Restate the entries below verbatim.
** start of Exercise input **
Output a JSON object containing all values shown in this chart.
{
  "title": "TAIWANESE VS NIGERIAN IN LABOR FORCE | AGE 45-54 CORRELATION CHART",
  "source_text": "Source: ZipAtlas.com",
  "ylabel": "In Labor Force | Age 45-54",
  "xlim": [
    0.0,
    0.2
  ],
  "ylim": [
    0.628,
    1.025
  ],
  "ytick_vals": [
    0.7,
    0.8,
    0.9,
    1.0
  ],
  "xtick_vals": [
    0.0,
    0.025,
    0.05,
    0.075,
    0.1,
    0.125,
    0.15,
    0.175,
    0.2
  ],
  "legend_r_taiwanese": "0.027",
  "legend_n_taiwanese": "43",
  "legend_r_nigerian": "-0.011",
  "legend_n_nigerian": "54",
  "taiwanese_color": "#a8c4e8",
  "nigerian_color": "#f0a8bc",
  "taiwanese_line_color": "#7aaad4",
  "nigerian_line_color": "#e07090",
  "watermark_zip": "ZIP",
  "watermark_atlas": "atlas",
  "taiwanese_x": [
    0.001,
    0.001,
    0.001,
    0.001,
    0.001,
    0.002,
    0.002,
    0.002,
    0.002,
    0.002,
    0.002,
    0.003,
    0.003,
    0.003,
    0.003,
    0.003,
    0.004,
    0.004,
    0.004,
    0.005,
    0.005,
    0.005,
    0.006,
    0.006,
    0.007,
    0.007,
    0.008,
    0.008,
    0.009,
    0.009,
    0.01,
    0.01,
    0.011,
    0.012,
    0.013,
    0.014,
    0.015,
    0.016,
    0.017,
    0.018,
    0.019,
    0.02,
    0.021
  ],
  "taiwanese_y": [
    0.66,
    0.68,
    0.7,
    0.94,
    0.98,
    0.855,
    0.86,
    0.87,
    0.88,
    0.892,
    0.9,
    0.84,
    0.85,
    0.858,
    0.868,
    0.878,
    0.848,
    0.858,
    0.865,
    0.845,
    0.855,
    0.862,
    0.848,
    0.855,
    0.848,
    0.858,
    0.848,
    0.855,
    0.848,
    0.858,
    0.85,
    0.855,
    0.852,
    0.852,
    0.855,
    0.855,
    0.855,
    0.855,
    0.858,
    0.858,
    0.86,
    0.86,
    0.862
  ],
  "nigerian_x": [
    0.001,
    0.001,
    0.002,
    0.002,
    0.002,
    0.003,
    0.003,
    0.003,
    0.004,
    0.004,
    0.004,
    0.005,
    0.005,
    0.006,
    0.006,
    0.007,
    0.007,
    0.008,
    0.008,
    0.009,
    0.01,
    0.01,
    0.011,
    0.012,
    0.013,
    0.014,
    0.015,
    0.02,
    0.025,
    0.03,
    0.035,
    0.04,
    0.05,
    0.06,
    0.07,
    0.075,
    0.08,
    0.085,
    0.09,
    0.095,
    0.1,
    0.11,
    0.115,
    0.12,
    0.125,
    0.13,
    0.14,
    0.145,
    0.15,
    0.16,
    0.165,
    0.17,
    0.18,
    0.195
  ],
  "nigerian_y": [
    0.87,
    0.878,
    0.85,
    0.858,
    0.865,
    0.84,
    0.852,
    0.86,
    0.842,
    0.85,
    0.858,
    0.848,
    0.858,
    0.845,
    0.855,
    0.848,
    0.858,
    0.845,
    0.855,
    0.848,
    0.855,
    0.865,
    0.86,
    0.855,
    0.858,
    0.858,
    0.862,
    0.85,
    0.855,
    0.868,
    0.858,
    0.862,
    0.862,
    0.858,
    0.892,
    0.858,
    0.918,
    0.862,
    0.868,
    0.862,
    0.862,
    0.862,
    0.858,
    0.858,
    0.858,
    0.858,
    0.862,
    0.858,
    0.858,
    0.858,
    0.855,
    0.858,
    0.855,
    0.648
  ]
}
** end of Exercise input **
Output below
Output a JSON object containing all values shown in this chart.
{
  "title": "TAIWANESE VS NIGERIAN IN LABOR FORCE | AGE 45-54 CORRELATION CHART",
  "source_text": "Source: ZipAtlas.com",
  "ylabel": "In Labor Force | Age 45-54",
  "xlim": [
    0.0,
    0.2
  ],
  "ylim": [
    0.628,
    1.025
  ],
  "ytick_vals": [
    0.7,
    0.8,
    0.9,
    1.0
  ],
  "xtick_vals": [
    0.0,
    0.025,
    0.05,
    0.075,
    0.1,
    0.125,
    0.15,
    0.175,
    0.2
  ],
  "legend_r_taiwanese": "0.027",
  "legend_n_taiwanese": "43",
  "legend_r_nigerian": "-0.011",
  "legend_n_nigerian": "54",
  "taiwanese_color": "#a8c4e8",
  "nigerian_color": "#f0a8bc",
  "taiwanese_line_color": "#7aaad4",
  "nigerian_line_color": "#e07090",
  "watermark_zip": "ZIP",
  "watermark_atlas": "atlas",
  "taiwanese_x": [
    0.001,
    0.001,
    0.001,
    0.001,
    0.001,
    0.002,
    0.002,
    0.002,
    0.002,
    0.002,
    0.002,
    0.003,
    0.003,
    0.003,
    0.003,
    0.003,
    0.004,
    0.004,
    0.004,
    0.005,
    0.005,
    0.005,
    0.006,
    0.006,
    0.007,
    0.007,
    0.008,
    0.008,
    0.009,
    0.009,
    0.01,
    0.01,
    0.011,
    0.012,
    0.013,
    0.014,
    0.015,
    0.016,
    0.017,
    0.018,
    0.019,
    0.02,
    0.021
  ],
  "taiwanese_y": [
    0.66,
    0.68,
    0.7,
    0.94,
    0.98,
    0.855,
    0.86,
    0.87,
    0.88,
    0.892,
    0.9,
    0.84,
    0.85,
    0.858,
    0.868,
    0.878,
    0.848,
    0.858,
    0.865,
    0.845,
    0.855,
    0.862,
    0.848,
    0.855,
    0.848,
    0.858,
    0.848,
    0.855,
    0.848,
    0.858,
    0.85,
    0.855,
    0.852,
    0.852,
    0.855,
    0.855,
    0.855,
    0.855,
    0.858,
    0.858,
    0.86,
    0.86,
    0.862
  ],
  "nigerian_x": [
    0.001,
    0.001,
    0.002,
    0.002,
    0.002,
    0.003,
    0.003,
    0.003,
    0.004,
    0.004,
    0.004,
    0.005,
    0.005,
    0.006,
    0.006,
    0.007,
    0.007,
    0.008,
    0.008,
    0.009,
    0.01,
    0.01,
    0.011,
    0.012,
    0.013,
    0.014,
    0.015,
    0.02,
    0.025,
    0.03,
    0.035,
    0.04,
    0.05,
    0.06,
    0.07,
    0.075,
    0.08,
    0.085,
    0.09,
    0.095,
    0.1,
    0.11,
    0.115,
    0.12,
    0.125,
    0.13,
    0.14,
    0.145,
    0.15,
    0.16,
    0.165,
    0.17,
    0.18,
    0.195
  ],
  "nigerian_y": [
    0.87,
    0.878,
    0.85,
    0.858,
    0.865,
    0.84,
    0.852,
    0.86,
    0.842,
    0.85,
    0.858,
    0.848,
    0.858,
    0.845,
    0.855,
    0.848,
    0.858,
    0.845,
    0.855,
    0.848,
    0.855,
    0.865,
    0.86,
    0.855,
    0.858,
    0.858,
    0.862,
    0.85,
    0.855,
    0.868,
    0.858,
    0.862,
    0.862,
    0.858,
    0.892,
    0.858,
    0.918,
    0.862,
    0.868,
    0.862,
    0.862,
    0.862,
    0.858,
    0.858,
    0.858,
    0.858,
    0.862,
    0.858,
    0.858,
    0.858,
    0.855,
    0.858,
    0.855,
    0.648
  ]
}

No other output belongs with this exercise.